--- start DATA PROVIDED ---
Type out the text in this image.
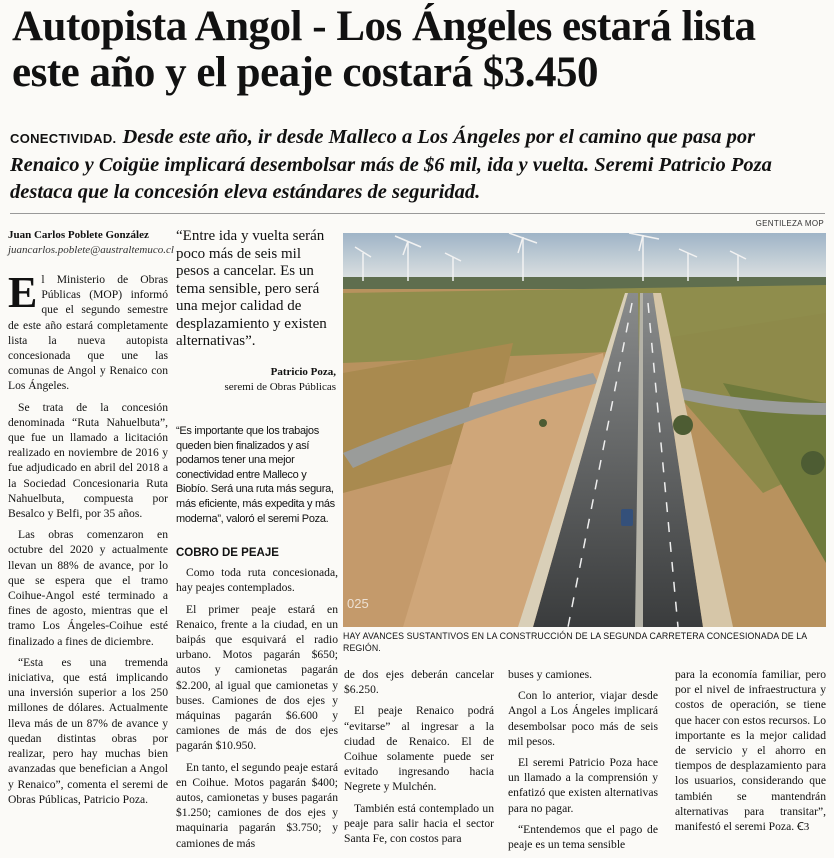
Autopista Angol - Los Ángeles estará lista este año y el peaje costará $3.450
CONECTIVIDAD. Desde este año, ir desde Malleco a Los Ángeles por el camino que pasa por Renaico y Coigüe implicará desembolsar más de $6 mil, ida y vuelta. Seremi Patricio Poza destaca que la concesión eleva estándares de seguridad.
Juan Carlos Poblete González
juancarlos.poblete@australtemuco.cl

El Ministerio de Obras Públicas (MOP) informó que el segundo semestre de este año estará completamente lista la nueva autopista concesionada que une las comunas de Angol y Renaico con Los Ángeles.

Se trata de la concesión denominada “Ruta Nahuelbuta”, que fue un llamado a licitación realizado en noviembre de 2016 y fue adjudicado en abril del 2018 a la Sociedad Concesionaria Ruta Nahuelbuta, compuesta por Besalco y Belfi, por 35 años.

Las obras comenzaron en octubre del 2020 y actualmente llevan un 88% de avance, por lo que se espera que el tramo Coihue-Angol esté terminado a fines de agosto, mientras que el tramo Los Ángeles-Coihue esté finalizado a fines de diciembre.

“Esta es una tremenda iniciativa, que está implicando una inversión superior a los 250 millones de dólares. Actualmente lleva más de un 87% de avance y quedan distintas obras por realizar, pero hay muchas bien avanzadas que benefician a Angol y Renaico”, comenta el seremi de Obras Públicas, Patricio Poza.

“Entre ida y vuelta serán poco más de seis mil pesos a cancelar. Es un tema sensible, pero será una mejor calidad de desplazamiento y existen alternativas”.
Patricio Poza,
seremi de Obras Públicas
“Es importante que los trabajos queden bien finalizados y así podamos tener una mejor conectividad entre Malleco y Biobío. Será una ruta más segura, más eficiente, más expedita y más moderna”, valoró el seremi Poza.

COBRO DE PEAJE

Como toda ruta concesionada, hay peajes contemplados.

El primer peaje estará en Renaico, frente a la ciudad, en un baipás que esquivará el radio urbano. Motos pagarán $650; autos y camionetas pagarán $2.200, al igual que camionetas y buses. Camiones de dos ejes y máquinas pagarán $6.600 y camiones de más de dos ejes pagarán $10.950.

En tanto, el segundo peaje estará en Coihue. Motos pagarán $400; autos, camionetas y buses pagarán $1.250; camiones de dos ejes y maquinaria pagarán $3.750; y camiones de más

GENTILEZA MOP
025
HAY AVANCES SUSTANTIVOS EN LA CONSTRUCCIÓN DE LA SEGUNDA CARRETERA CONCESIONADA DE LA REGIÓN.

de dos ejes deberán cancelar $6.250.

El peaje Renaico podrá “evitarse” al ingresar a la ciudad de Renaico. El de Coihue solamente puede ser evitado ingresando hacia Negrete y Mulchén.

También está contemplado un peaje para salir hacia el sector Santa Fe, con costos para

buses y camiones.

Con lo anterior, viajar desde Angol a Los Ángeles implicará desembolsar poco más de seis mil pesos.

El seremi Patricio Poza hace un llamado a la comprensión y enfatizó que existen alternativas para no pagar.

“Entendemos que el pago de peaje es un tema sensible

para la economía familiar, pero por el nivel de infraestructura y costos de operación, se tiene que hacer con estos recursos. Lo importante es la mejor calidad de servicio y el ahorro en tiempos de desplazamiento para los usuarios, considerando que también se mantendrán alternativas para transitar”, manifestó el seremi Poza. Ꞓ3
--- end DATA PROVIDED ---
▸ **DIRECTIONS FOR THIS TASK**: Copy every line that includes the string "este" from the material above.

▸ **EXERCISE ANSWER**:
Autopista Angol - Los Ángeles estará lista este año y el peaje costará $3.450
CONECTIVIDAD. Desde este año, ir desde Malleco a Los Ángeles por el camino que pasa por Renaico y Coigüe implicará desembolsar más de $6 mil, ida y vuelta. Seremi Patricio Poza destaca que la concesión eleva estándares de seguridad.
El Ministerio de Obras Públicas (MOP) informó que el segundo semestre de este año estará completamente lista la nueva autopista concesionada que une las comunas de Angol y Renaico con Los Ángeles.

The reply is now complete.